__Directions__.
Without the pictures, repeat the listing character for character.
═════ Given data
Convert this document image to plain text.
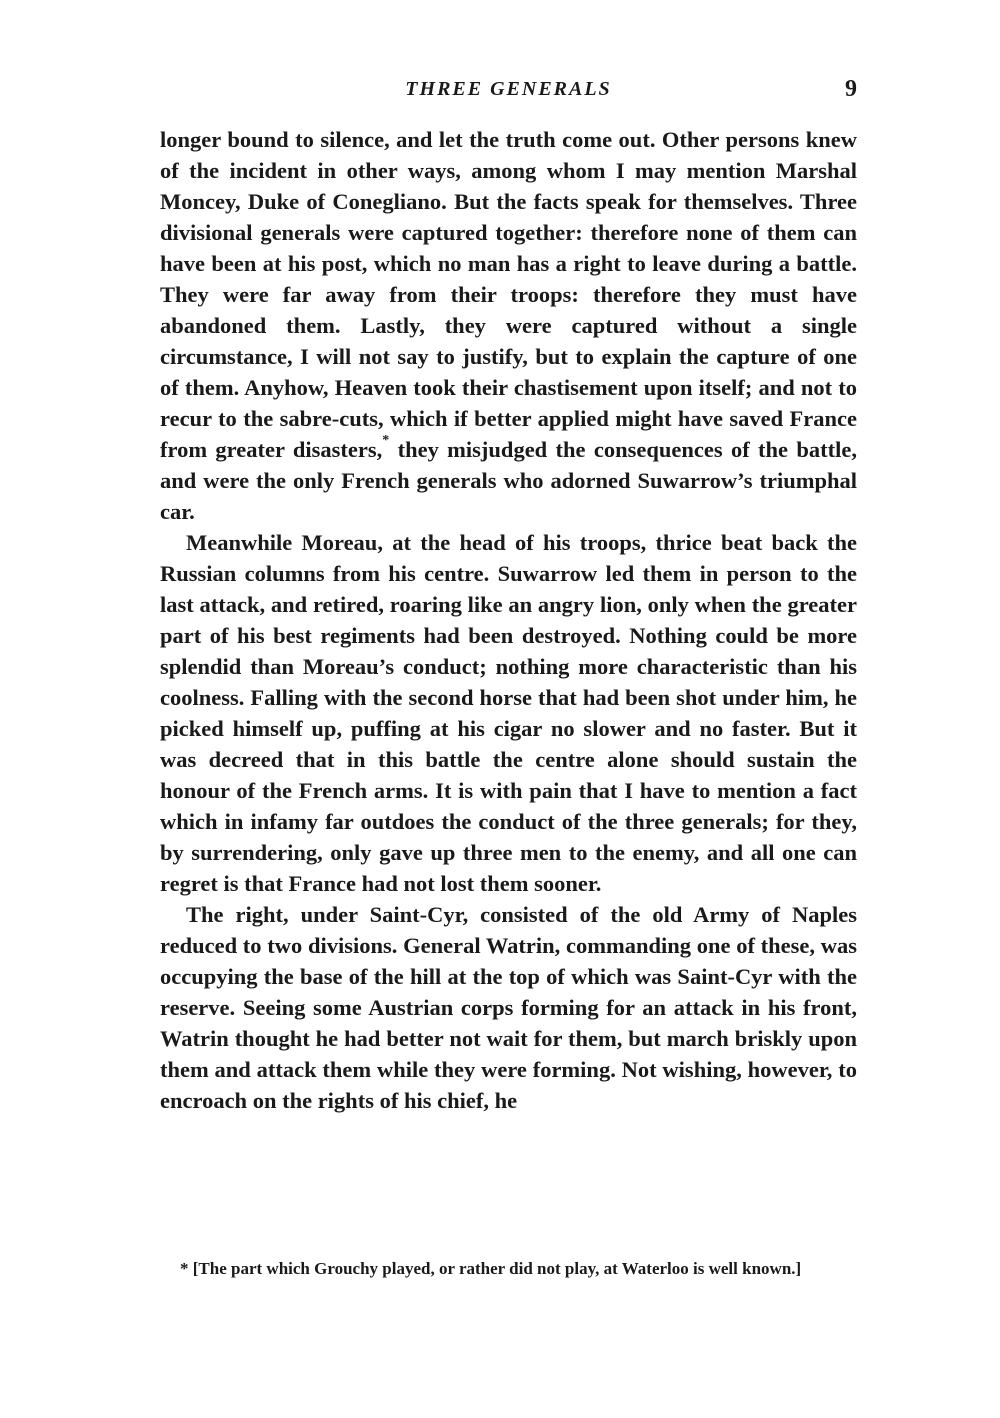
THREE GENERALS	9

longer bound to silence, and let the truth come out. Other persons knew of the incident in other ways, among whom I may mention Marshal Moncey, Duke of Conegliano. But the facts speak for themselves. Three divisional generals were captured together: therefore none of them can have been at his post, which no man has a right to leave during a battle. They were far away from their troops: therefore they must have abandoned them. Lastly, they were captured without a single circumstance, I will not say to justify, but to explain the capture of one of them. Anyhow, Heaven took their chastisement upon itself; and not to recur to the sabre-cuts, which if better applied might have saved France from greater disasters,* they misjudged the consequences of the battle, and were the only French generals who adorned Suwarrow’s triumphal car.

Meanwhile Moreau, at the head of his troops, thrice beat back the Russian columns from his centre. Suwarrow led them in person to the last attack, and retired, roaring like an angry lion, only when the greater part of his best regiments had been destroyed. Nothing could be more splendid than Moreau’s conduct; nothing more characteristic than his coolness. Falling with the second horse that had been shot under him, he picked himself up, puffing at his cigar no slower and no faster. But it was decreed that in this battle the centre alone should sustain the honour of the French arms. It is with pain that I have to mention a fact which in infamy far outdoes the conduct of the three generals; for they, by surrendering, only gave up three men to the enemy, and all one can regret is that France had not lost them sooner.

The right, under Saint-Cyr, consisted of the old Army of Naples reduced to two divisions. General Watrin, commanding one of these, was occupying the base of the hill at the top of which was Saint-Cyr with the reserve. Seeing some Austrian corps forming for an attack in his front, Watrin thought he had better not wait for them, but march briskly upon them and attack them while they were forming. Not wishing, however, to encroach on the rights of his chief, he

* [The part which Grouchy played, or rather did not play, at Waterloo is well known.]
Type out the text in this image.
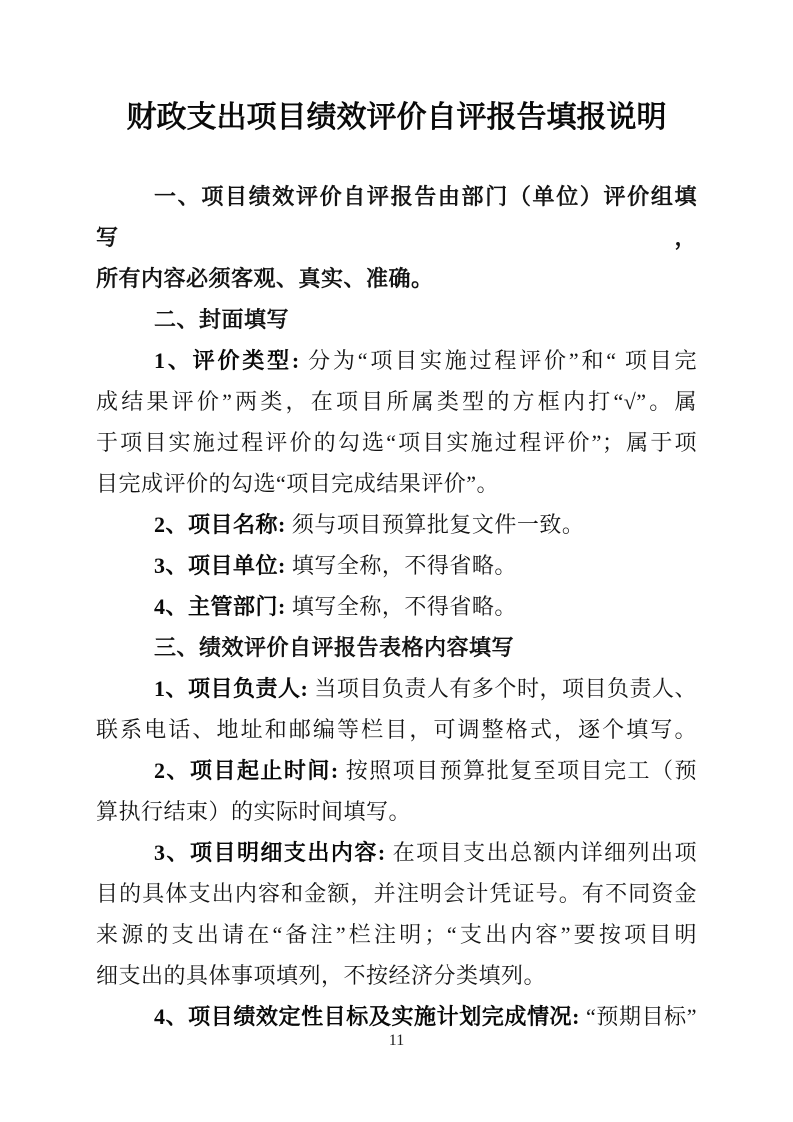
财政支出项目绩效评价自评报告填报说明
一、项目绩效评价自评报告由部门（单位）评价组填写，
所有内容必须客观、真实、准确。
二、封面填写
1、评价类型: 分为“项目实施过程评价”和“ 项目完
成结果评价”两类，在项目所属类型的方框内打“√”。属
于项目实施过程评价的勾选“项目实施过程评价”；属于项
目完成评价的勾选“项目完成结果评价”。
2、项目名称: 须与项目预算批复文件一致。
3、项目单位: 填写全称，不得省略。
4、主管部门: 填写全称，不得省略。
三、绩效评价自评报告表格内容填写
1、项目负责人: 当项目负责人有多个时，项目负责人、
联系电话、地址和邮编等栏目，可调整格式，逐个填写。
2、项目起止时间: 按照项目预算批复至项目完工（预
算执行结束）的实际时间填写。
3、项目明细支出内容: 在项目支出总额内详细列出项
目的具体支出内容和金额，并注明会计凭证号。有不同资金
来源的支出请在“备注”栏注明；“支出内容”要按项目明
细支出的具体事项填列，不按经济分类填列。
4、项目绩效定性目标及实施计划完成情况: “预期目标”
11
══════════
__The solution__.
Convert this document image to plain text.
THREE GENERALS	9

longer bound to silence, and let the truth come out. Other persons knew of the incident in other ways, among whom I may mention Marshal Moncey, Duke of Conegliano. But the facts speak for themselves. Three divisional generals were captured together: therefore none of them can have been at his post, which no man has a right to leave during a battle. They were far away from their troops: therefore they must have abandoned them. Lastly, they were captured without a single circumstance, I will not say to justify, but to explain the capture of one of them. Anyhow, Heaven took their chastisement upon itself; and not to recur to the sabre-cuts, which if better applied might have saved France from greater disasters,* they misjudged the consequences of the battle, and were the only French generals who adorned Suwarrow’s triumphal car.

Meanwhile Moreau, at the head of his troops, thrice beat back the Russian columns from his centre. Suwarrow led them in person to the last attack, and retired, roaring like an angry lion, only when the greater part of his best regiments had been destroyed. Nothing could be more splendid than Moreau’s conduct; nothing more characteristic than his coolness. Falling with the second horse that had been shot under him, he picked himself up, puffing at his cigar no slower and no faster. But it was decreed that in this battle the centre alone should sustain the honour of the French arms. It is with pain that I have to mention a fact which in infamy far outdoes the conduct of the three generals; for they, by surrendering, only gave up three men to the enemy, and all one can regret is that France had not lost them sooner.

The right, under Saint-Cyr, consisted of the old Army of Naples reduced to two divisions. General Watrin, commanding one of these, was occupying the base of the hill at the top of which was Saint-Cyr with the reserve. Seeing some Austrian corps forming for an attack in his front, Watrin thought he had better not wait for them, but march briskly upon them and attack them while they were forming. Not wishing, however, to encroach on the rights of his chief, he

* [The part which Grouchy played, or rather did not play, at Waterloo is well known.]
Type out the text in this image.
财政支出项目绩效评价自评报告填报说明
一、项目绩效评价自评报告由部门（单位）评价组填写，
所有内容必须客观、真实、准确。
二、封面填写
1、评价类型: 分为“项目实施过程评价”和“ 项目完
成结果评价”两类，在项目所属类型的方框内打“√”。属
于项目实施过程评价的勾选“项目实施过程评价”；属于项
目完成评价的勾选“项目完成结果评价”。
2、项目名称: 须与项目预算批复文件一致。
3、项目单位: 填写全称，不得省略。
4、主管部门: 填写全称，不得省略。
三、绩效评价自评报告表格内容填写
1、项目负责人: 当项目负责人有多个时，项目负责人、
联系电话、地址和邮编等栏目，可调整格式，逐个填写。
2、项目起止时间: 按照项目预算批复至项目完工（预
算执行结束）的实际时间填写。
3、项目明细支出内容: 在项目支出总额内详细列出项
目的具体支出内容和金额，并注明会计凭证号。有不同资金
来源的支出请在“备注”栏注明；“支出内容”要按项目明
细支出的具体事项填列，不按经济分类填列。
4、项目绩效定性目标及实施计划完成情况: “预期目标”
11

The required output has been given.